[Data items]

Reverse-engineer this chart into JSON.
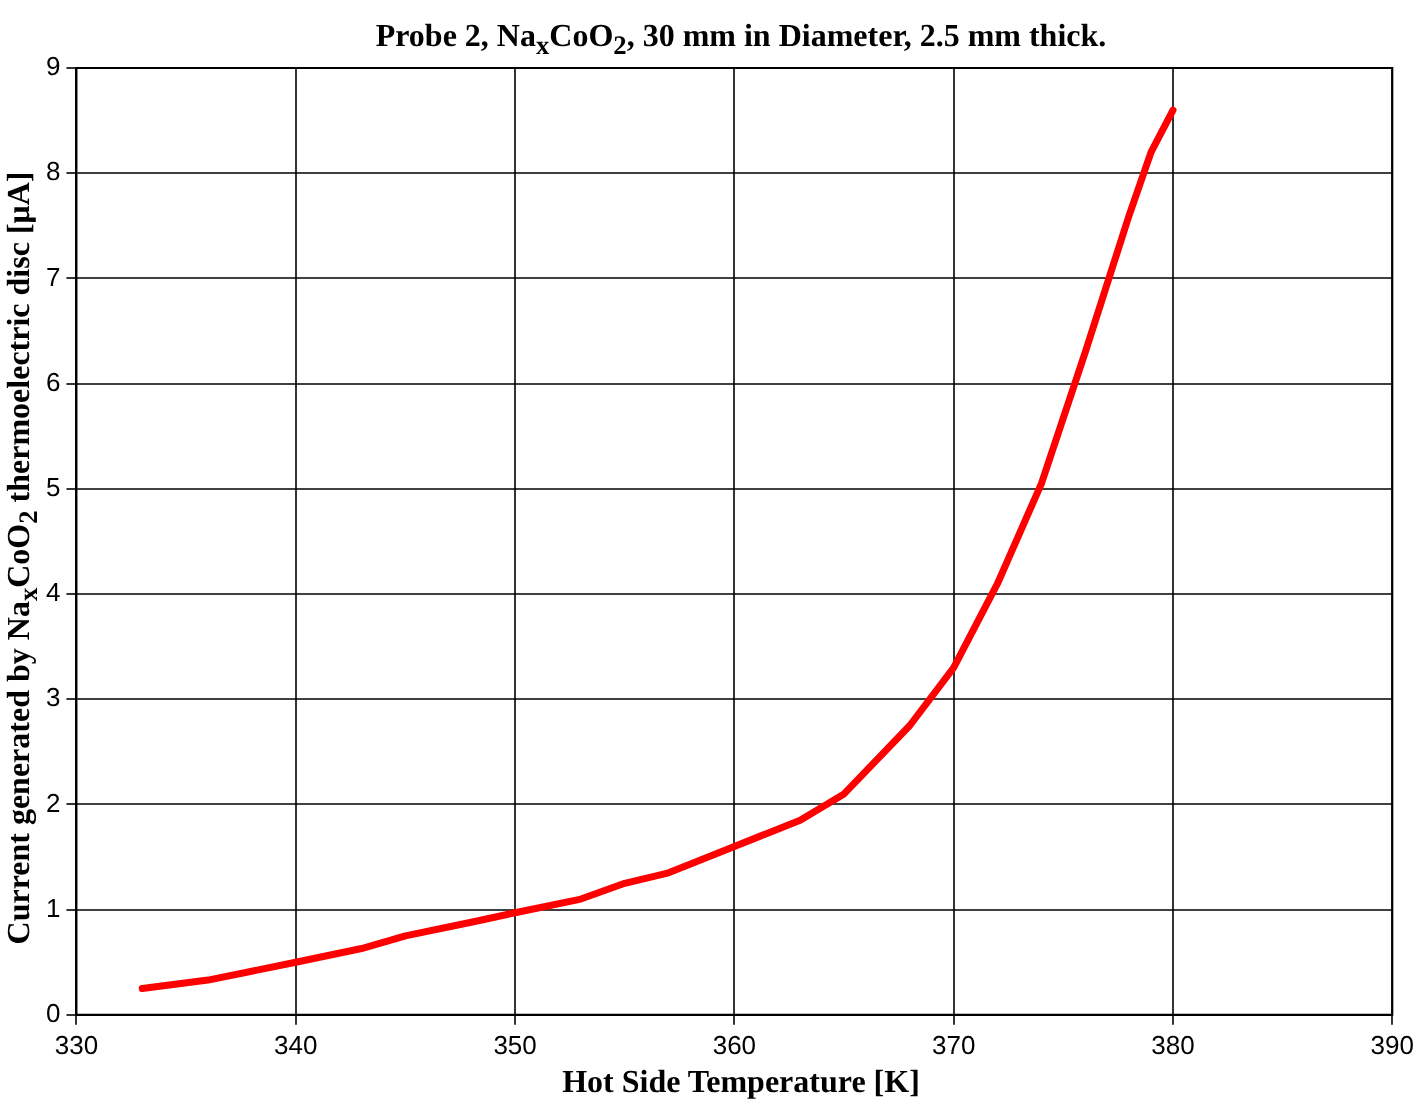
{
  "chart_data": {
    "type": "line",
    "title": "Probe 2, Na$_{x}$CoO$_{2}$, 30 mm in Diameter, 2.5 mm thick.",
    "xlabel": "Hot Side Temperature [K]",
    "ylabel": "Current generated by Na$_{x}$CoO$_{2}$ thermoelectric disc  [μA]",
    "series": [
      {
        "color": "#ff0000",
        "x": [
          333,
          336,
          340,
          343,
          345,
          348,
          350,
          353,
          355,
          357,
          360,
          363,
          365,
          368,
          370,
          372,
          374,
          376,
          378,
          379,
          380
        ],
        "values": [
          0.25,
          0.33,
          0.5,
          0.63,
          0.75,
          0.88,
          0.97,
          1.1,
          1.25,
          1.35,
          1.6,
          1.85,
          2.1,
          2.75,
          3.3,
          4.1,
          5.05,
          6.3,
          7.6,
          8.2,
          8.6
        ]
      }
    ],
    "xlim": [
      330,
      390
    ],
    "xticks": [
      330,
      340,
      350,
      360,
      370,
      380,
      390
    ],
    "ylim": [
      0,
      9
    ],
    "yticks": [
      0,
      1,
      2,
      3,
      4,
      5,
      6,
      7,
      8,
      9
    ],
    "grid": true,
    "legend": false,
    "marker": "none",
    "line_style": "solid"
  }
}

SHORT PROBLEM | Write out the entries above verbatim; the pictures do not belong in your copy.

FULL ANSWER |
Reverse-engineer this chart into JSON.
{
  "chart_data": {
    "type": "line",
    "title": "Probe 2, Na$_{x}$CoO$_{2}$, 30 mm in Diameter, 2.5 mm thick.",
    "xlabel": "Hot Side Temperature [K]",
    "ylabel": "Current generated by Na$_{x}$CoO$_{2}$ thermoelectric disc  [μA]",
    "series": [
      {
        "color": "#ff0000",
        "x": [
          333,
          336,
          340,
          343,
          345,
          348,
          350,
          353,
          355,
          357,
          360,
          363,
          365,
          368,
          370,
          372,
          374,
          376,
          378,
          379,
          380
        ],
        "values": [
          0.25,
          0.33,
          0.5,
          0.63,
          0.75,
          0.88,
          0.97,
          1.1,
          1.25,
          1.35,
          1.6,
          1.85,
          2.1,
          2.75,
          3.3,
          4.1,
          5.05,
          6.3,
          7.6,
          8.2,
          8.6
        ]
      }
    ],
    "xlim": [
      330,
      390
    ],
    "xticks": [
      330,
      340,
      350,
      360,
      370,
      380,
      390
    ],
    "ylim": [
      0,
      9
    ],
    "yticks": [
      0,
      1,
      2,
      3,
      4,
      5,
      6,
      7,
      8,
      9
    ],
    "grid": true,
    "legend": false,
    "marker": "none",
    "line_style": "solid"
  }
}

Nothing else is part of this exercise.